(Extracts from a graphics dataset)
★ ★ ★ ★ ★
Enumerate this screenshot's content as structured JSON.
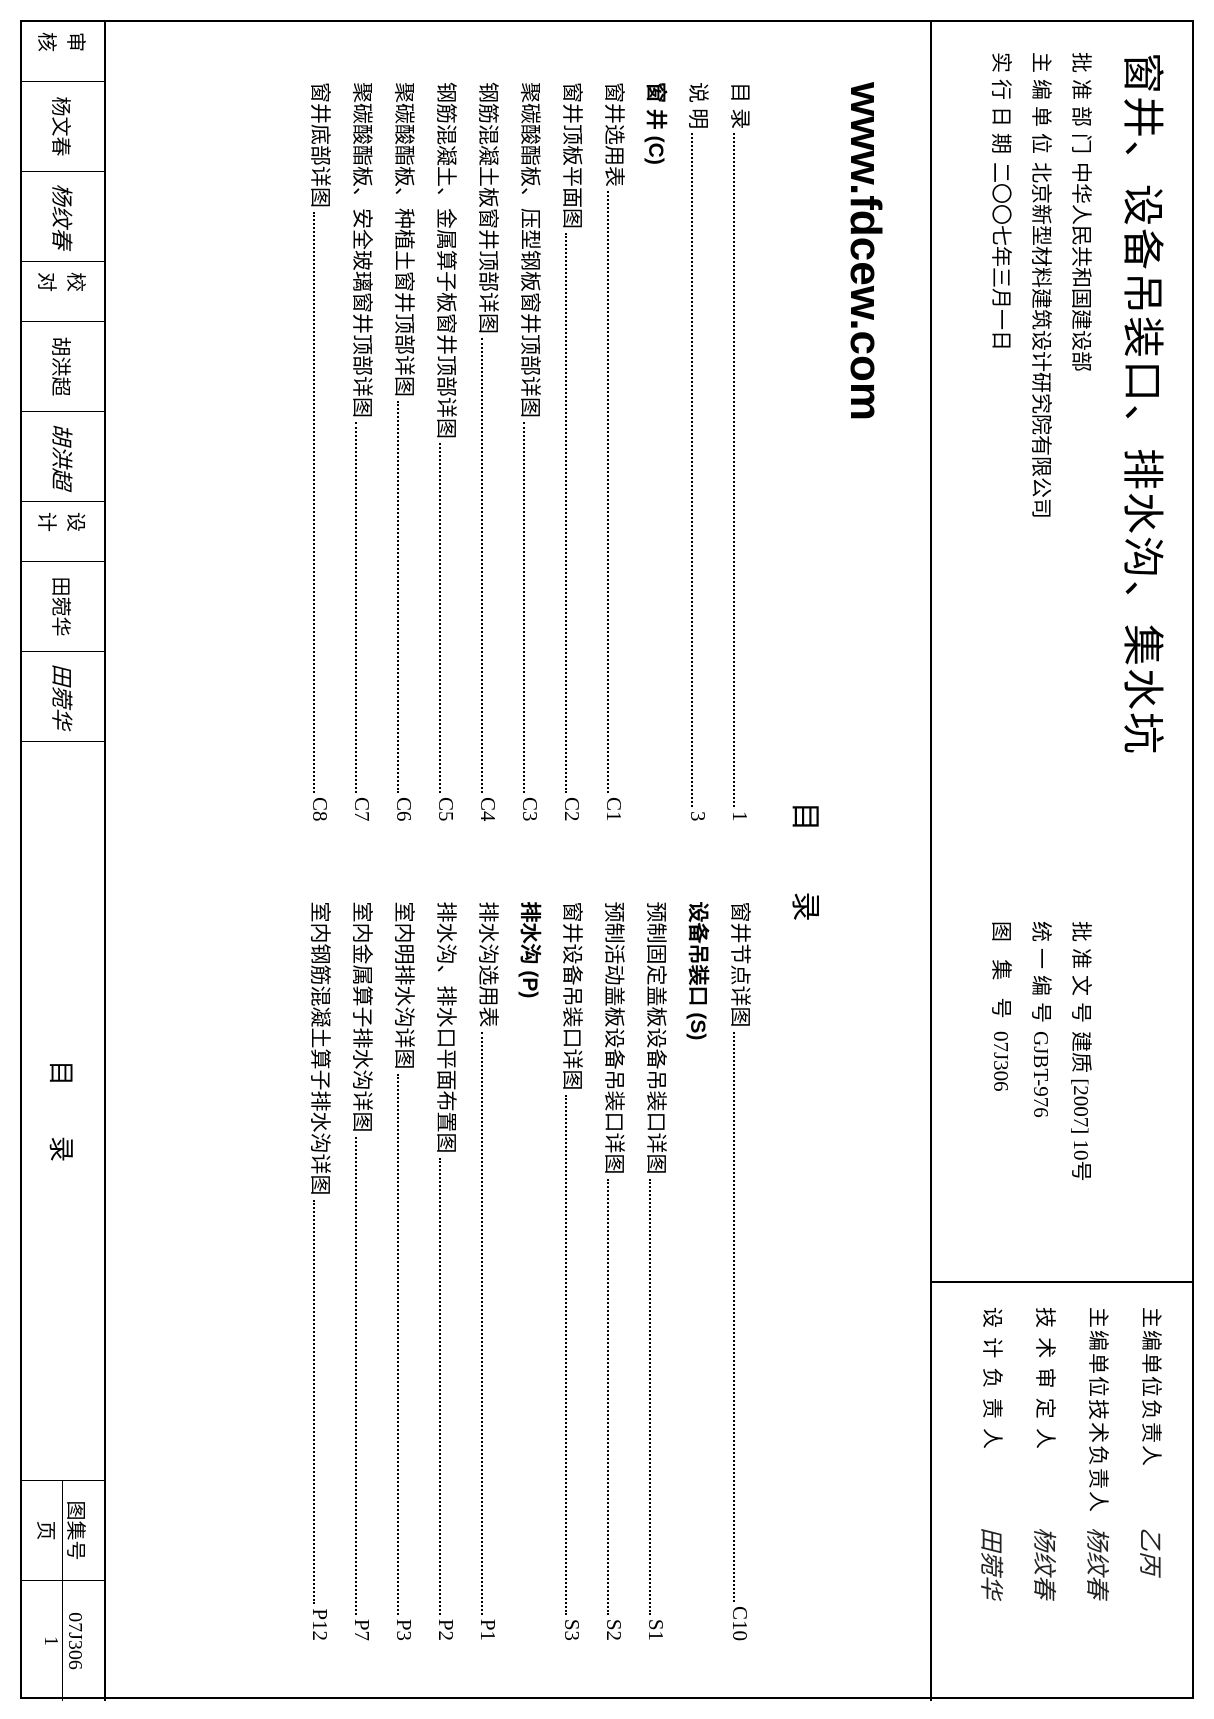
{
  "title": "窗井、设备吊装口、排水沟、集水坑",
  "meta": {
    "approve_dept_label": "批准部门",
    "approve_dept": "中华人民共和国建设部",
    "approve_doc_label": "批准文号",
    "approve_doc": "建质 [2007] 10号",
    "editor_unit_label": "主编单位",
    "editor_unit": "北京新型材料建筑设计研究院有限公司",
    "unified_no_label": "统一编号",
    "unified_no": "GJBT-976",
    "effective_date_label": "实行日期",
    "effective_date": "二〇〇七年三月一日",
    "atlas_no_label": "图 集 号",
    "atlas_no": "07J306"
  },
  "signers": [
    {
      "role": "主编单位负责人",
      "spaced": false,
      "sig": "乙丙"
    },
    {
      "role": "主编单位技术负责人",
      "spaced": false,
      "sig": "杨纹春"
    },
    {
      "role": "技 术 审 定 人",
      "spaced": false,
      "sig": "杨纹春"
    },
    {
      "role": "设 计 负 责 人",
      "spaced": false,
      "sig": "田菀华"
    }
  ],
  "watermark": "www.fdcew.com",
  "toc_heading": "目录",
  "toc_left": [
    {
      "name": "目 录",
      "type": "item",
      "page": "1"
    },
    {
      "name": "说 明",
      "type": "item",
      "page": "3"
    },
    {
      "name": "窗 井 (C)",
      "type": "section"
    },
    {
      "name": "窗井选用表",
      "type": "item",
      "page": "C1"
    },
    {
      "name": "窗井顶板平面图",
      "type": "item",
      "page": "C2"
    },
    {
      "name": "聚碳酸酯板、压型钢板窗井顶部详图",
      "type": "item",
      "page": "C3"
    },
    {
      "name": "钢筋混凝土板窗井顶部详图",
      "type": "item",
      "page": "C4"
    },
    {
      "name": "钢筋混凝土、金属算子板窗井顶部详图",
      "type": "item",
      "page": "C5"
    },
    {
      "name": "聚碳酸酯板、种植土窗井顶部详图",
      "type": "item",
      "page": "C6"
    },
    {
      "name": "聚碳酸酯板、安全玻璃窗井顶部详图",
      "type": "item",
      "page": "C7"
    },
    {
      "name": "窗井底部详图",
      "type": "item",
      "page": "C8"
    }
  ],
  "toc_right": [
    {
      "name": "窗井节点详图",
      "type": "item",
      "page": "C10"
    },
    {
      "name": "设备吊装口 (S)",
      "type": "section"
    },
    {
      "name": "预制固定盖板设备吊装口详图",
      "type": "item",
      "page": "S1"
    },
    {
      "name": "预制活动盖板设备吊装口详图",
      "type": "item",
      "page": "S2"
    },
    {
      "name": "窗井设备吊装口详图",
      "type": "item",
      "page": "S3"
    },
    {
      "name": "排水沟 (P)",
      "type": "section"
    },
    {
      "name": "排水沟选用表",
      "type": "item",
      "page": "P1"
    },
    {
      "name": "排水沟、排水口平面布置图",
      "type": "item",
      "page": "P2"
    },
    {
      "name": "室内明排水沟详图",
      "type": "item",
      "page": "P3"
    },
    {
      "name": "室内金属算子排水沟详图",
      "type": "item",
      "page": "P7"
    },
    {
      "name": "室内钢筋混凝土算子排水沟详图",
      "type": "item",
      "page": "P12"
    }
  ],
  "footer": {
    "review_label": "审核",
    "review_name": "杨文春",
    "review_sig": "杨纹春",
    "check_label": "校对",
    "check_name": "胡洪超",
    "check_sig": "胡洪超",
    "design_label": "设计",
    "design_name": "田菀华",
    "design_sig": "田菀华",
    "center_title": "目录",
    "atlas_no_label": "图集号",
    "atlas_no": "07J306",
    "page_label": "页",
    "page_no": "1"
  }
}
★ ★ ★ ★ ★
* **REQUIREMENT**
Take the listing above and print it exactly, apart from the pictures.

* **OUTPUT FOR THIS EXERCISE**
Enumerate this screenshot's content as structured JSON.
{
  "title": "窗井、设备吊装口、排水沟、集水坑",
  "meta": {
    "approve_dept_label": "批准部门",
    "approve_dept": "中华人民共和国建设部",
    "approve_doc_label": "批准文号",
    "approve_doc": "建质 [2007] 10号",
    "editor_unit_label": "主编单位",
    "editor_unit": "北京新型材料建筑设计研究院有限公司",
    "unified_no_label": "统一编号",
    "unified_no": "GJBT-976",
    "effective_date_label": "实行日期",
    "effective_date": "二〇〇七年三月一日",
    "atlas_no_label": "图 集 号",
    "atlas_no": "07J306"
  },
  "signers": [
    {
      "role": "主编单位负责人",
      "spaced": false,
      "sig": "乙丙"
    },
    {
      "role": "主编单位技术负责人",
      "spaced": false,
      "sig": "杨纹春"
    },
    {
      "role": "技 术 审 定 人",
      "spaced": false,
      "sig": "杨纹春"
    },
    {
      "role": "设 计 负 责 人",
      "spaced": false,
      "sig": "田菀华"
    }
  ],
  "watermark": "www.fdcew.com",
  "toc_heading": "目录",
  "toc_left": [
    {
      "name": "目 录",
      "type": "item",
      "page": "1"
    },
    {
      "name": "说 明",
      "type": "item",
      "page": "3"
    },
    {
      "name": "窗 井 (C)",
      "type": "section"
    },
    {
      "name": "窗井选用表",
      "type": "item",
      "page": "C1"
    },
    {
      "name": "窗井顶板平面图",
      "type": "item",
      "page": "C2"
    },
    {
      "name": "聚碳酸酯板、压型钢板窗井顶部详图",
      "type": "item",
      "page": "C3"
    },
    {
      "name": "钢筋混凝土板窗井顶部详图",
      "type": "item",
      "page": "C4"
    },
    {
      "name": "钢筋混凝土、金属算子板窗井顶部详图",
      "type": "item",
      "page": "C5"
    },
    {
      "name": "聚碳酸酯板、种植土窗井顶部详图",
      "type": "item",
      "page": "C6"
    },
    {
      "name": "聚碳酸酯板、安全玻璃窗井顶部详图",
      "type": "item",
      "page": "C7"
    },
    {
      "name": "窗井底部详图",
      "type": "item",
      "page": "C8"
    }
  ],
  "toc_right": [
    {
      "name": "窗井节点详图",
      "type": "item",
      "page": "C10"
    },
    {
      "name": "设备吊装口 (S)",
      "type": "section"
    },
    {
      "name": "预制固定盖板设备吊装口详图",
      "type": "item",
      "page": "S1"
    },
    {
      "name": "预制活动盖板设备吊装口详图",
      "type": "item",
      "page": "S2"
    },
    {
      "name": "窗井设备吊装口详图",
      "type": "item",
      "page": "S3"
    },
    {
      "name": "排水沟 (P)",
      "type": "section"
    },
    {
      "name": "排水沟选用表",
      "type": "item",
      "page": "P1"
    },
    {
      "name": "排水沟、排水口平面布置图",
      "type": "item",
      "page": "P2"
    },
    {
      "name": "室内明排水沟详图",
      "type": "item",
      "page": "P3"
    },
    {
      "name": "室内金属算子排水沟详图",
      "type": "item",
      "page": "P7"
    },
    {
      "name": "室内钢筋混凝土算子排水沟详图",
      "type": "item",
      "page": "P12"
    }
  ],
  "footer": {
    "review_label": "审核",
    "review_name": "杨文春",
    "review_sig": "杨纹春",
    "check_label": "校对",
    "check_name": "胡洪超",
    "check_sig": "胡洪超",
    "design_label": "设计",
    "design_name": "田菀华",
    "design_sig": "田菀华",
    "center_title": "目录",
    "atlas_no_label": "图集号",
    "atlas_no": "07J306",
    "page_label": "页",
    "page_no": "1"
  }
}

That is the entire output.